[DATA SUPPLIED start]
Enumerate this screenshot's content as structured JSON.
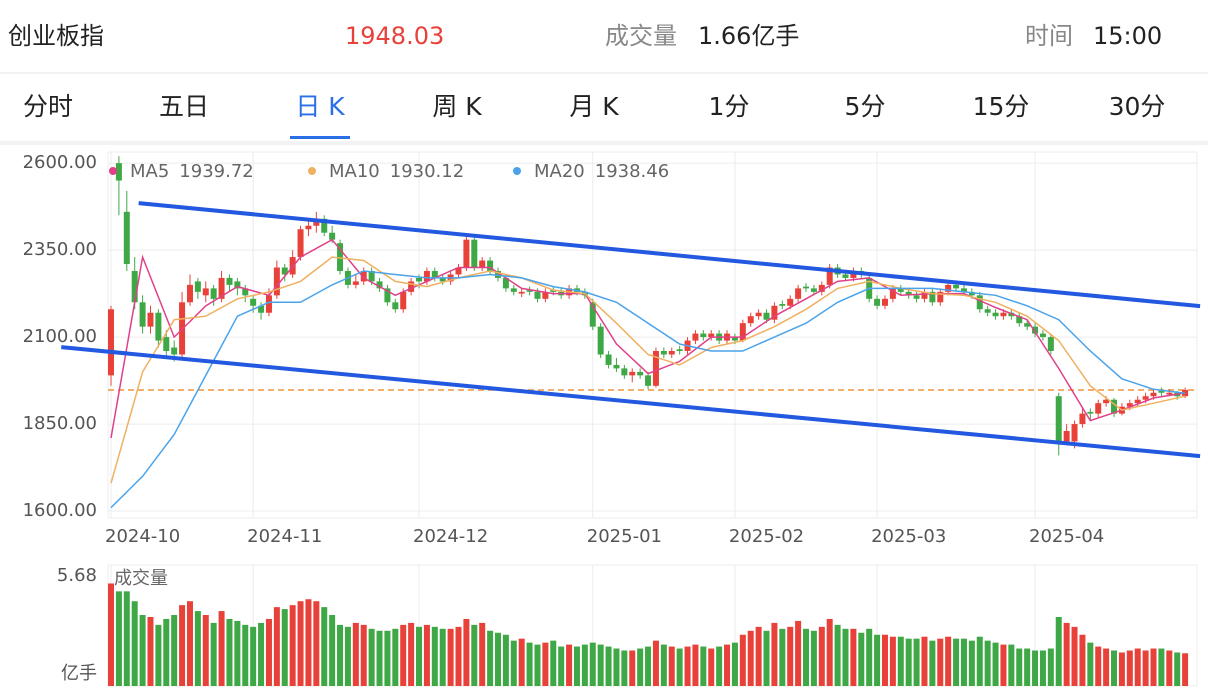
{
  "header": {
    "name": "创业板指",
    "price": 1948.03,
    "volume_label": "成交量",
    "volume_value": "1.66亿手",
    "time_label": "时间",
    "time": "15:00"
  },
  "tabs": [
    "分时",
    "五日",
    "日 K",
    "周 K",
    "月 K",
    "1分",
    "5分",
    "15分",
    "30分"
  ],
  "active_tab": 2,
  "chart_data": {
    "type": "candlestick",
    "up_color": "#e8413a",
    "down_color": "#3fa846",
    "ylim": [
      1580,
      2632
    ],
    "yticks": [
      {
        "value": 2600,
        "label": "2600.00"
      },
      {
        "value": 2350,
        "label": "2350.00"
      },
      {
        "value": 2100,
        "label": "2100.00"
      },
      {
        "value": 1850,
        "label": "1850.00"
      },
      {
        "value": 1600,
        "label": "1600.00"
      }
    ],
    "xlim": [
      -0.2,
      137.2
    ],
    "xticks": [
      {
        "value": 0,
        "label": "2024-10"
      },
      {
        "value": 18,
        "label": "2024-11"
      },
      {
        "value": 39,
        "label": "2024-12"
      },
      {
        "value": 61,
        "label": "2025-01"
      },
      {
        "value": 79,
        "label": "2025-02"
      },
      {
        "value": 97,
        "label": "2025-03"
      },
      {
        "value": 117,
        "label": "2025-04"
      }
    ],
    "grid": true,
    "candles": [
      [
        1990,
        2190,
        1960,
        2180
      ],
      [
        2600,
        2620,
        2450,
        2550
      ],
      [
        2460,
        2520,
        2290,
        2310
      ],
      [
        2290,
        2330,
        2180,
        2200
      ],
      [
        2200,
        2220,
        2110,
        2130
      ],
      [
        2130,
        2190,
        2110,
        2170
      ],
      [
        2170,
        2180,
        2070,
        2090
      ],
      [
        2100,
        2120,
        2040,
        2060
      ],
      [
        2070,
        2090,
        2030,
        2050
      ],
      [
        2050,
        2230,
        2040,
        2200
      ],
      [
        2200,
        2280,
        2190,
        2250
      ],
      [
        2260,
        2270,
        2210,
        2230
      ],
      [
        2220,
        2260,
        2200,
        2240
      ],
      [
        2240,
        2250,
        2190,
        2210
      ],
      [
        2210,
        2290,
        2200,
        2270
      ],
      [
        2270,
        2280,
        2230,
        2250
      ],
      [
        2260,
        2270,
        2220,
        2240
      ],
      [
        2240,
        2250,
        2200,
        2220
      ],
      [
        2210,
        2220,
        2170,
        2190
      ],
      [
        2190,
        2200,
        2150,
        2170
      ],
      [
        2170,
        2240,
        2160,
        2220
      ],
      [
        2220,
        2320,
        2210,
        2300
      ],
      [
        2300,
        2310,
        2260,
        2280
      ],
      [
        2280,
        2350,
        2270,
        2330
      ],
      [
        2330,
        2420,
        2320,
        2410
      ],
      [
        2410,
        2440,
        2390,
        2420
      ],
      [
        2420,
        2460,
        2400,
        2440
      ],
      [
        2440,
        2450,
        2390,
        2400
      ],
      [
        2400,
        2420,
        2370,
        2380
      ],
      [
        2370,
        2380,
        2280,
        2290
      ],
      [
        2290,
        2300,
        2240,
        2250
      ],
      [
        2250,
        2280,
        2240,
        2260
      ],
      [
        2260,
        2300,
        2250,
        2290
      ],
      [
        2290,
        2300,
        2250,
        2260
      ],
      [
        2260,
        2270,
        2230,
        2240
      ],
      [
        2240,
        2250,
        2190,
        2200
      ],
      [
        2200,
        2210,
        2170,
        2180
      ],
      [
        2180,
        2240,
        2170,
        2230
      ],
      [
        2230,
        2270,
        2220,
        2260
      ],
      [
        2270,
        2280,
        2240,
        2260
      ],
      [
        2260,
        2300,
        2250,
        2290
      ],
      [
        2290,
        2300,
        2260,
        2270
      ],
      [
        2270,
        2280,
        2250,
        2260
      ],
      [
        2260,
        2290,
        2250,
        2280
      ],
      [
        2280,
        2310,
        2270,
        2300
      ],
      [
        2300,
        2390,
        2290,
        2380
      ],
      [
        2380,
        2390,
        2290,
        2300
      ],
      [
        2300,
        2330,
        2290,
        2320
      ],
      [
        2320,
        2330,
        2280,
        2290
      ],
      [
        2290,
        2300,
        2260,
        2270
      ],
      [
        2270,
        2280,
        2230,
        2240
      ],
      [
        2240,
        2250,
        2220,
        2230
      ],
      [
        2225,
        2240,
        2215,
        2230
      ],
      [
        2235,
        2245,
        2220,
        2230
      ],
      [
        2230,
        2240,
        2200,
        2210
      ],
      [
        2210,
        2240,
        2200,
        2230
      ],
      [
        2235,
        2245,
        2220,
        2230
      ],
      [
        2230,
        2240,
        2210,
        2220
      ],
      [
        2220,
        2250,
        2210,
        2240
      ],
      [
        2240,
        2250,
        2220,
        2230
      ],
      [
        2230,
        2240,
        2210,
        2220
      ],
      [
        2200,
        2210,
        2120,
        2130
      ],
      [
        2130,
        2140,
        2040,
        2050
      ],
      [
        2050,
        2060,
        2010,
        2020
      ],
      [
        2020,
        2040,
        2000,
        2010
      ],
      [
        2010,
        2020,
        1980,
        1990
      ],
      [
        1990,
        2010,
        1970,
        2000
      ],
      [
        2000,
        2010,
        1980,
        1990
      ],
      [
        1990,
        2000,
        1950,
        1960
      ],
      [
        1960,
        2070,
        1955,
        2060
      ],
      [
        2060,
        2070,
        2040,
        2050
      ],
      [
        2050,
        2070,
        2040,
        2060
      ],
      [
        2065,
        2075,
        2050,
        2060
      ],
      [
        2060,
        2100,
        2050,
        2090
      ],
      [
        2090,
        2120,
        2080,
        2110
      ],
      [
        2110,
        2120,
        2090,
        2100
      ],
      [
        2100,
        2120,
        2090,
        2110
      ],
      [
        2110,
        2120,
        2080,
        2090
      ],
      [
        2090,
        2120,
        2080,
        2110
      ],
      [
        2100,
        2110,
        2080,
        2090
      ],
      [
        2090,
        2150,
        2085,
        2140
      ],
      [
        2140,
        2170,
        2130,
        2160
      ],
      [
        2160,
        2180,
        2150,
        2170
      ],
      [
        2170,
        2180,
        2140,
        2150
      ],
      [
        2150,
        2200,
        2140,
        2190
      ],
      [
        2195,
        2205,
        2180,
        2190
      ],
      [
        2190,
        2220,
        2180,
        2210
      ],
      [
        2210,
        2250,
        2200,
        2240
      ],
      [
        2245,
        2255,
        2230,
        2240
      ],
      [
        2240,
        2250,
        2220,
        2230
      ],
      [
        2230,
        2260,
        2220,
        2250
      ],
      [
        2250,
        2310,
        2240,
        2300
      ],
      [
        2300,
        2310,
        2270,
        2280
      ],
      [
        2280,
        2290,
        2260,
        2270
      ],
      [
        2270,
        2300,
        2260,
        2290
      ],
      [
        2290,
        2300,
        2270,
        2280
      ],
      [
        2270,
        2280,
        2200,
        2210
      ],
      [
        2210,
        2220,
        2180,
        2190
      ],
      [
        2190,
        2220,
        2180,
        2210
      ],
      [
        2210,
        2250,
        2200,
        2240
      ],
      [
        2240,
        2250,
        2220,
        2230
      ],
      [
        2230,
        2240,
        2210,
        2220
      ],
      [
        2220,
        2230,
        2200,
        2210
      ],
      [
        2210,
        2240,
        2200,
        2230
      ],
      [
        2230,
        2240,
        2190,
        2200
      ],
      [
        2200,
        2240,
        2190,
        2230
      ],
      [
        2230,
        2260,
        2220,
        2250
      ],
      [
        2250,
        2260,
        2230,
        2240
      ],
      [
        2240,
        2250,
        2220,
        2230
      ],
      [
        2230,
        2240,
        2210,
        2220
      ],
      [
        2220,
        2230,
        2170,
        2180
      ],
      [
        2180,
        2190,
        2160,
        2170
      ],
      [
        2170,
        2180,
        2150,
        2160
      ],
      [
        2160,
        2180,
        2150,
        2170
      ],
      [
        2170,
        2180,
        2150,
        2160
      ],
      [
        2160,
        2170,
        2130,
        2140
      ],
      [
        2140,
        2150,
        2120,
        2130
      ],
      [
        2130,
        2140,
        2100,
        2110
      ],
      [
        2110,
        2120,
        2090,
        2100
      ],
      [
        2100,
        2110,
        2050,
        2060
      ],
      [
        1930,
        1940,
        1760,
        1800
      ],
      [
        1800,
        1850,
        1790,
        1830
      ],
      [
        1800,
        1860,
        1780,
        1850
      ],
      [
        1850,
        1900,
        1840,
        1880
      ],
      [
        1885,
        1895,
        1860,
        1880
      ],
      [
        1880,
        1920,
        1870,
        1910
      ],
      [
        1910,
        1930,
        1900,
        1920
      ],
      [
        1920,
        1925,
        1870,
        1880
      ],
      [
        1880,
        1910,
        1875,
        1900
      ],
      [
        1900,
        1920,
        1890,
        1910
      ],
      [
        1910,
        1930,
        1900,
        1920
      ],
      [
        1920,
        1940,
        1910,
        1930
      ],
      [
        1930,
        1950,
        1920,
        1940
      ],
      [
        1945,
        1955,
        1930,
        1940
      ],
      [
        1935,
        1950,
        1930,
        1940
      ],
      [
        1940,
        1945,
        1920,
        1930
      ],
      [
        1930,
        1955,
        1925,
        1948.03
      ]
    ],
    "series": [
      {
        "name": "MA5",
        "color": "#e0408a",
        "x": [
          0,
          4,
          8,
          12,
          16,
          20,
          24,
          28,
          32,
          36,
          40,
          44,
          48,
          52,
          56,
          60,
          64,
          68,
          72,
          76,
          80,
          84,
          88,
          92,
          96,
          100,
          104,
          108,
          112,
          116,
          120,
          124,
          128,
          132,
          136
        ],
        "values": [
          1810,
          2330,
          2100,
          2190,
          2245,
          2220,
          2330,
          2380,
          2270,
          2220,
          2260,
          2300,
          2300,
          2240,
          2225,
          2225,
          2080,
          1995,
          2030,
          2100,
          2100,
          2160,
          2210,
          2260,
          2270,
          2220,
          2225,
          2225,
          2185,
          2150,
          2010,
          1860,
          1890,
          1925,
          1939.72
        ]
      },
      {
        "name": "MA10",
        "color": "#f0b060",
        "x": [
          0,
          4,
          8,
          12,
          16,
          20,
          24,
          28,
          32,
          36,
          40,
          44,
          48,
          52,
          56,
          60,
          64,
          68,
          72,
          76,
          80,
          84,
          88,
          92,
          96,
          100,
          104,
          108,
          112,
          116,
          120,
          124,
          128,
          132,
          136
        ],
        "values": [
          1680,
          2000,
          2150,
          2160,
          2210,
          2230,
          2260,
          2330,
          2320,
          2260,
          2245,
          2270,
          2290,
          2270,
          2235,
          2225,
          2140,
          2050,
          2020,
          2070,
          2090,
          2130,
          2180,
          2240,
          2260,
          2240,
          2225,
          2220,
          2200,
          2160,
          2090,
          1960,
          1890,
          1910,
          1930.12
        ]
      },
      {
        "name": "MA20",
        "color": "#4aa3ea",
        "x": [
          0,
          4,
          8,
          12,
          16,
          20,
          24,
          28,
          32,
          36,
          40,
          44,
          48,
          52,
          56,
          60,
          64,
          68,
          72,
          76,
          80,
          84,
          88,
          92,
          96,
          100,
          104,
          108,
          112,
          116,
          120,
          124,
          128,
          132,
          136
        ],
        "values": [
          1610,
          1700,
          1820,
          1990,
          2160,
          2200,
          2200,
          2250,
          2290,
          2280,
          2270,
          2270,
          2280,
          2270,
          2245,
          2230,
          2200,
          2140,
          2080,
          2060,
          2060,
          2100,
          2140,
          2200,
          2240,
          2240,
          2240,
          2230,
          2220,
          2190,
          2150,
          2060,
          1980,
          1950,
          1938.46
        ]
      }
    ],
    "trend_lines": [
      {
        "color": "#2358e0",
        "x": [
          3.5,
          137.9
        ],
        "y": [
          2485,
          2189
        ]
      },
      {
        "color": "#2358e0",
        "x": [
          -6.3,
          137.9
        ],
        "y": [
          2071,
          1758
        ]
      }
    ],
    "price_line": {
      "value": 1948.03,
      "color": "#f0953a"
    },
    "volume": {
      "title": "成交量",
      "unit": "亿手",
      "ylim": [
        0,
        5.68
      ],
      "yticks": [
        5.68
      ],
      "values": [
        5.2,
        4.8,
        4.8,
        4.3,
        3.6,
        3.5,
        3.1,
        3.4,
        3.6,
        4.1,
        4.3,
        3.8,
        3.6,
        3.2,
        3.8,
        3.4,
        3.3,
        3.1,
        3.0,
        3.2,
        3.4,
        4.0,
        3.9,
        4.1,
        4.3,
        4.4,
        4.3,
        4.0,
        3.6,
        3.1,
        3.0,
        3.2,
        3.1,
        2.9,
        2.8,
        2.8,
        2.9,
        3.1,
        3.2,
        3.0,
        3.1,
        3.0,
        2.9,
        2.9,
        3.0,
        3.4,
        3.1,
        3.2,
        2.8,
        2.7,
        2.6,
        2.3,
        2.4,
        2.2,
        2.1,
        2.2,
        2.3,
        2.0,
        2.1,
        2.0,
        2.1,
        2.2,
        2.1,
        2.0,
        1.9,
        1.8,
        1.8,
        1.9,
        2.0,
        2.3,
        2.1,
        2.0,
        1.9,
        2.0,
        2.1,
        2.0,
        1.9,
        2.0,
        2.1,
        2.2,
        2.6,
        2.8,
        3.0,
        2.8,
        3.2,
        2.9,
        3.0,
        3.3,
        2.9,
        2.8,
        3.0,
        3.4,
        3.1,
        2.9,
        2.9,
        2.7,
        2.9,
        2.6,
        2.6,
        2.5,
        2.5,
        2.4,
        2.4,
        2.5,
        2.3,
        2.4,
        2.5,
        2.4,
        2.4,
        2.3,
        2.5,
        2.3,
        2.2,
        2.1,
        2.1,
        1.9,
        1.9,
        1.8,
        1.8,
        1.9,
        3.5,
        3.2,
        3.0,
        2.6,
        2.2,
        2.0,
        1.9,
        1.8,
        1.7,
        1.8,
        1.9,
        1.8,
        1.9,
        1.9,
        1.8,
        1.7,
        1.66
      ]
    }
  }
}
[DATA SUPPLIED end]
→ EXERCISE AIM: Report the number of lines in the entries above that include the word "name" and add nothing to it.

→ CORRECT RESULT: 4